──────── Data records

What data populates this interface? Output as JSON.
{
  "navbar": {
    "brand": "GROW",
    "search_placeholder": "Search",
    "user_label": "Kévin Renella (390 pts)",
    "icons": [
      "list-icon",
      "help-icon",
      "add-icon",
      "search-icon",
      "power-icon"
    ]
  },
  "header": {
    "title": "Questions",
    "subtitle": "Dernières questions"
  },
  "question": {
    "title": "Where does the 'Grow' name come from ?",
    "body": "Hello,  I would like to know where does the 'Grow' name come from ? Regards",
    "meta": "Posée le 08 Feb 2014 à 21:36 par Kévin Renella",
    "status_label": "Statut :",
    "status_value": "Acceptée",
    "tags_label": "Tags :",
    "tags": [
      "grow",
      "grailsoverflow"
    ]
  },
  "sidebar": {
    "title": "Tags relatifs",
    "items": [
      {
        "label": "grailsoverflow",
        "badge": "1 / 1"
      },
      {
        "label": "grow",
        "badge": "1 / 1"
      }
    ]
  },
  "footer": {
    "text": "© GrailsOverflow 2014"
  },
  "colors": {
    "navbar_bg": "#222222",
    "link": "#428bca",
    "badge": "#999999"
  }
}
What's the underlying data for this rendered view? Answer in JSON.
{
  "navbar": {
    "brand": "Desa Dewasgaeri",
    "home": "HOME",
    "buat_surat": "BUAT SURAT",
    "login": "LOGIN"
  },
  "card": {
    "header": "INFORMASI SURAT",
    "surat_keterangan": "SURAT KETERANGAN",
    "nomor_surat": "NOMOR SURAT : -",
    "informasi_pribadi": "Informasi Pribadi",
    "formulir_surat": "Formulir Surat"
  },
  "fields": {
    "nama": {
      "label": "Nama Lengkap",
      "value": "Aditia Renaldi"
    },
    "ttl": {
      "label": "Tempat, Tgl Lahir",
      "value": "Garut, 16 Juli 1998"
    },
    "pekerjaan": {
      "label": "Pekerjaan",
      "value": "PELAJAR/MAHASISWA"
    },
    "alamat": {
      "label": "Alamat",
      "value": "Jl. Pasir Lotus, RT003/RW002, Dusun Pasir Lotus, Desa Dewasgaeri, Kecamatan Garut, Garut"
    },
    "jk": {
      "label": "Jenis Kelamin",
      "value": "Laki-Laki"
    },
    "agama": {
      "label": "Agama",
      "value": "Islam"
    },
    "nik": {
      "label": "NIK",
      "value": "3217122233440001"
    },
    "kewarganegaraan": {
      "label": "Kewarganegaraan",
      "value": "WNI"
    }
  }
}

────────────────

Requirement
From the line holding "What's the underlying" down to the final line above, quote every line exactly and only those lines.

Answer to the problem
What's the underlying data for this rendered view? Answer in JSON.
{
  "navbar": {
    "brand": "Desa Dewasgaeri",
    "home": "HOME",
    "buat_surat": "BUAT SURAT",
    "login": "LOGIN"
  },
  "card": {
    "header": "INFORMASI SURAT",
    "surat_keterangan": "SURAT KETERANGAN",
    "nomor_surat": "NOMOR SURAT : -",
    "informasi_pribadi": "Informasi Pribadi",
    "formulir_surat": "Formulir Surat"
  },
  "fields": {
    "nama": {
      "label": "Nama Lengkap",
      "value": "Aditia Renaldi"
    },
    "ttl": {
      "label": "Tempat, Tgl Lahir",
      "value": "Garut, 16 Juli 1998"
    },
    "pekerjaan": {
      "label": "Pekerjaan",
      "value": "PELAJAR/MAHASISWA"
    },
    "alamat": {
      "label": "Alamat",
      "value": "Jl. Pasir Lotus, RT003/RW002, Dusun Pasir Lotus, Desa Dewasgaeri, Kecamatan Garut, Garut"
    },
    "jk": {
      "label": "Jenis Kelamin",
      "value": "Laki-Laki"
    },
    "agama": {
      "label": "Agama",
      "value": "Islam"
    },
    "nik": {
      "label": "NIK",
      "value": "3217122233440001"
    },
    "kewarganegaraan": {
      "label": "Kewarganegaraan",
      "value": "WNI"
    }
  }
}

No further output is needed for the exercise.